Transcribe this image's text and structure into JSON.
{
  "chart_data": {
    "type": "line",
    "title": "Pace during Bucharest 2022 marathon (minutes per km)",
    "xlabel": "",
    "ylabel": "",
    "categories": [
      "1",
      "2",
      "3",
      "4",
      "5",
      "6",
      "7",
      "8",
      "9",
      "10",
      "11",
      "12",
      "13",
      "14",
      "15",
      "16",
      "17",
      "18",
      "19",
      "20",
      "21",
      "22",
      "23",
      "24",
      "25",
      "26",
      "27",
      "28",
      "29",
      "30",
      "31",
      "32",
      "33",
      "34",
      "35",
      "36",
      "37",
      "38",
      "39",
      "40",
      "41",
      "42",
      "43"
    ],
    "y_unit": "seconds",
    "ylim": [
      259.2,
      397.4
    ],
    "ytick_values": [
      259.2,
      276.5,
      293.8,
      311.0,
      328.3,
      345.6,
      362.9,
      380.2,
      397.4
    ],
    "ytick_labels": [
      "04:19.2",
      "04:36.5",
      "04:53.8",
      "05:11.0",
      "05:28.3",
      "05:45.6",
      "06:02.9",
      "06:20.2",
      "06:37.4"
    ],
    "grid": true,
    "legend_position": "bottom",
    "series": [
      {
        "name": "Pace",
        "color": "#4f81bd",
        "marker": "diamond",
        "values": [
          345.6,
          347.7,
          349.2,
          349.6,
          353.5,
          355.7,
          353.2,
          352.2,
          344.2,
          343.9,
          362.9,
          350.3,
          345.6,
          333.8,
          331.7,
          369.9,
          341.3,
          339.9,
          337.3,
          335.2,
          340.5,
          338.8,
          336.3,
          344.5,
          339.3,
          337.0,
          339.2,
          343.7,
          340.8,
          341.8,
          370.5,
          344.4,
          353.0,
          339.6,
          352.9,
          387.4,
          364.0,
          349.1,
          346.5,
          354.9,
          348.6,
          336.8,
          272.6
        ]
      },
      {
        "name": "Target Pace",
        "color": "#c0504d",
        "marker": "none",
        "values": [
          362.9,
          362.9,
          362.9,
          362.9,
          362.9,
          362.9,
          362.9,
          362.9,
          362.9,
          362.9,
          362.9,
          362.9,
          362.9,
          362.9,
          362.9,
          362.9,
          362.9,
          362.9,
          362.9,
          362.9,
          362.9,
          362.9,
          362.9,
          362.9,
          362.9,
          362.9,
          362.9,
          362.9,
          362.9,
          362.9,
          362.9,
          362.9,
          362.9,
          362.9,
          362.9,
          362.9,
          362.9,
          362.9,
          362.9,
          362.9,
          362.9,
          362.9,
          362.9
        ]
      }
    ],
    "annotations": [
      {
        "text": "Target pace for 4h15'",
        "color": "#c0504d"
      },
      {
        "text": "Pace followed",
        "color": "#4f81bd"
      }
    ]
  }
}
== == ==
- Exercise aim:
Show all lines from the data above in which the word "Target" appears.

- Response below:
        "name": "Target Pace",
        "text": "Target pace for 4h15'",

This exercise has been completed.